### Extract provided
<<<<
Trip Report





Birding Group in Forest

Venture to Michigan:
In Search of the
Kirtland's Warbler
June 8 -15, 2012




It was very hot when we arrived in Detroit, or to be more honest, the town of Romulus. This was supposed to be the cool north, but thankfully the predictions were for cool weather ahead of us for our Michigan tour. One small surprise upon our arrival was that our hotel was being remodeled while we were there, but while the lobby and parking lot were quite the mess; our rooms were new and very nice indeed - phew!



We started the tour with a stop at a new spot for us - the Lower Huron Metropark. This section of a larger park system was very nice indeed with sycamores lining the slow moving river and a mosaic of forest, shrubs and open meadow ecosystems. Red-headed and Red-bellied Woodpeckers called and flew across the river and Warbling Vireos sang their complicated songs from the tall cottonwoods. This habitat was unlike anything we would see farther north as we headed towards jack pine and boreal spruce-fir forests. There were several birds, like Tufted Titmice and Yellow-throated Vireo that we would not see again as we started to drive north towards Grayling, Mio and our appointment with the Kirtland's Warbler. We drove through several rather dull suburbs as we travelled northwest of Detroit, looking for the elusive grocery store amidst growing sprawling clusters of shops. Well we went organic today and filled the van with a great selection of veggies, nuts and other good picnic goodies designed to keep us going for the next week.


Common Loon with chickIt was then north towards Mio via back roads and somewhat dusty conditions. Lunch in Jubilee Park was hot and birdless, but we did manage to winkle a few out of the afternoon woodlands of the Gratiot-Saginaw Game Area. A couple of Blue-winged Warblers gave us some pretty good views and we all eventually saw the Horned Larks in the ploughed field. We had other "interesting" sightings in the Rest Area near Higgins Lake which took us all by surprise and left us with a few questions! A stop to admire a spectacular sunrise on Mio Pond put us all in the mood as we drove into town to find our hotel. A lot of hotels have pools and hot tubs, but most (if not all) of the time we are too tired to even think about using them- such is a birding trip.
>>>>
### Material shown
<<<<
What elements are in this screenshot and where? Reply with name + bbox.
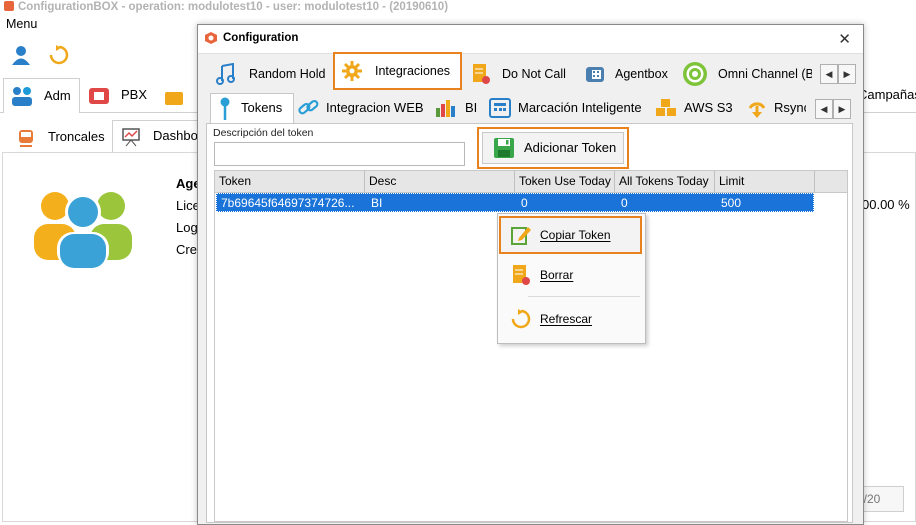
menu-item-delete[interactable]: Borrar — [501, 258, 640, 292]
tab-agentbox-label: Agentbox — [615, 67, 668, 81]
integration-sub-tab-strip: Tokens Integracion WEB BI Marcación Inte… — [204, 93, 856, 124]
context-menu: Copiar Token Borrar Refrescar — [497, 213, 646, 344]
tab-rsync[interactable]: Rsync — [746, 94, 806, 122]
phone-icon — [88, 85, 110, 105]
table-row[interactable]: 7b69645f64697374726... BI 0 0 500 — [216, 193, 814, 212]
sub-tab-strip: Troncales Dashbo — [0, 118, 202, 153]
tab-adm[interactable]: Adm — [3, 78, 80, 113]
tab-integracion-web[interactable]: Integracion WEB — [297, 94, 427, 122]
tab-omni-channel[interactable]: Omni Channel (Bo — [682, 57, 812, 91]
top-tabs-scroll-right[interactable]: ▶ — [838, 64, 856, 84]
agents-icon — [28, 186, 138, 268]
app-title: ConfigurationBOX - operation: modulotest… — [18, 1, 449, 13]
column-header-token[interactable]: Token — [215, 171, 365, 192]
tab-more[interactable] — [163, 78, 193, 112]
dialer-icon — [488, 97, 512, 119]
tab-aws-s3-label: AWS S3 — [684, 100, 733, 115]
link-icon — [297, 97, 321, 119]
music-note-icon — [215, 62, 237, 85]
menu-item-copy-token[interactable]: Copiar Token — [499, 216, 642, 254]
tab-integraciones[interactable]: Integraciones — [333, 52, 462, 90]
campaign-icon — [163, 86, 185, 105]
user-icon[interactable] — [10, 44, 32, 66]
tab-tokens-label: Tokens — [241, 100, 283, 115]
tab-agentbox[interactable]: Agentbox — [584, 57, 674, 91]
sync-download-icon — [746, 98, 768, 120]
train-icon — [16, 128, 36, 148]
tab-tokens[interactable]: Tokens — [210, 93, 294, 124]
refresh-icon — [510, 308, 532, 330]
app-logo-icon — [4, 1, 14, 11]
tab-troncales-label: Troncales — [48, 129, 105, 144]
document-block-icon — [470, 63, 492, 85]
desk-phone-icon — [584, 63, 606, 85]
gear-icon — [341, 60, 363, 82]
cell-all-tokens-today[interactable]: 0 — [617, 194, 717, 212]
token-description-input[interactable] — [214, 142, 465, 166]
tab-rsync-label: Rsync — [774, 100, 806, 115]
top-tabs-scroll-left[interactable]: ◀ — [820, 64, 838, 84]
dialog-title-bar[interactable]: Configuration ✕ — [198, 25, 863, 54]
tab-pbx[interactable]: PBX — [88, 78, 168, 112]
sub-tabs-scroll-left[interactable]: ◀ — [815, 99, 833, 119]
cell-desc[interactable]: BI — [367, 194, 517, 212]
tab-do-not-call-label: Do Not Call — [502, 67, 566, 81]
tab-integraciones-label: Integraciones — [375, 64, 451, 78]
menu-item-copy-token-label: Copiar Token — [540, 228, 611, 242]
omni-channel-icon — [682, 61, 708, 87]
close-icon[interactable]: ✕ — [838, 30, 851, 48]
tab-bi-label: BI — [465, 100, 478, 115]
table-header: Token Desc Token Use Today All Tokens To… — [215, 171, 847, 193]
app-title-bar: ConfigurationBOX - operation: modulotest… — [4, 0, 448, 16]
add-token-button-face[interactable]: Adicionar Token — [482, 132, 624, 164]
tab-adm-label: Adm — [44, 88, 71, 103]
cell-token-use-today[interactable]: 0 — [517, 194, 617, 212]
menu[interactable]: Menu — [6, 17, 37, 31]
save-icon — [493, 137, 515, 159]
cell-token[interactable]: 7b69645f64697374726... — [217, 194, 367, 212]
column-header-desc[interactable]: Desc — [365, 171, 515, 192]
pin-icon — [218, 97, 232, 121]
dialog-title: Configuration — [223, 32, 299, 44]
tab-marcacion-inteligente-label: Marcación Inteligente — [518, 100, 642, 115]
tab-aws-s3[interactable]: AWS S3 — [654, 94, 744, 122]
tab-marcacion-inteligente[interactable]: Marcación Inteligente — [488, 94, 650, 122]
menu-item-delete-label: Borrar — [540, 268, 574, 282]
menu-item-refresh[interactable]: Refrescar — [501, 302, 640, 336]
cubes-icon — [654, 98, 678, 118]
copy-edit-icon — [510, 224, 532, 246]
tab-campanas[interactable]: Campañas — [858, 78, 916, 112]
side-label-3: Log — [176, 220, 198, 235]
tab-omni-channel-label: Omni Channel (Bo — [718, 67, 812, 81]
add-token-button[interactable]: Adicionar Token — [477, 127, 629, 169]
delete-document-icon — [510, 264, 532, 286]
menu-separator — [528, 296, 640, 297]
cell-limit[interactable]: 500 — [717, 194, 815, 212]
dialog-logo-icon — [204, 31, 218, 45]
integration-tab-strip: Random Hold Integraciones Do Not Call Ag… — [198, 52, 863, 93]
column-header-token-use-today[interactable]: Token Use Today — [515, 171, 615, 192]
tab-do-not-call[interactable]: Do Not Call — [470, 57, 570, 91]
>>>>
### Exercise requirements
1. In the Michigan trip report, list every bird named in the paragraph that starts with "We started the tour."
2. From the Michigan trip report, copy word for word the passage that opens with the words containing "Birding Group in" and closes with "indeed - phew!".

### Answers below
1.
- Red-headed Woodpecker
- Red-bellied Woodpecker
- Warbling Vireo
- Tufted Titmouse
- Yellow-throated Vireo
- Kirtland's Warbler

2.
Birding Group in Forest

Venture to Michigan:
In Search of the
Kirtland's Warbler
June 8 -15, 2012




It was very hot when we arrived in Detroit, or to be more honest, the town of Romulus. This was supposed to be the cool north, but thankfully the predictions were for cool weather ahead of us for our Michigan tour. One small surprise upon our arrival was that our hotel was being remodeled while we were there, but while the lobby and parking lot were quite the mess; our rooms were new and very nice indeed - phew!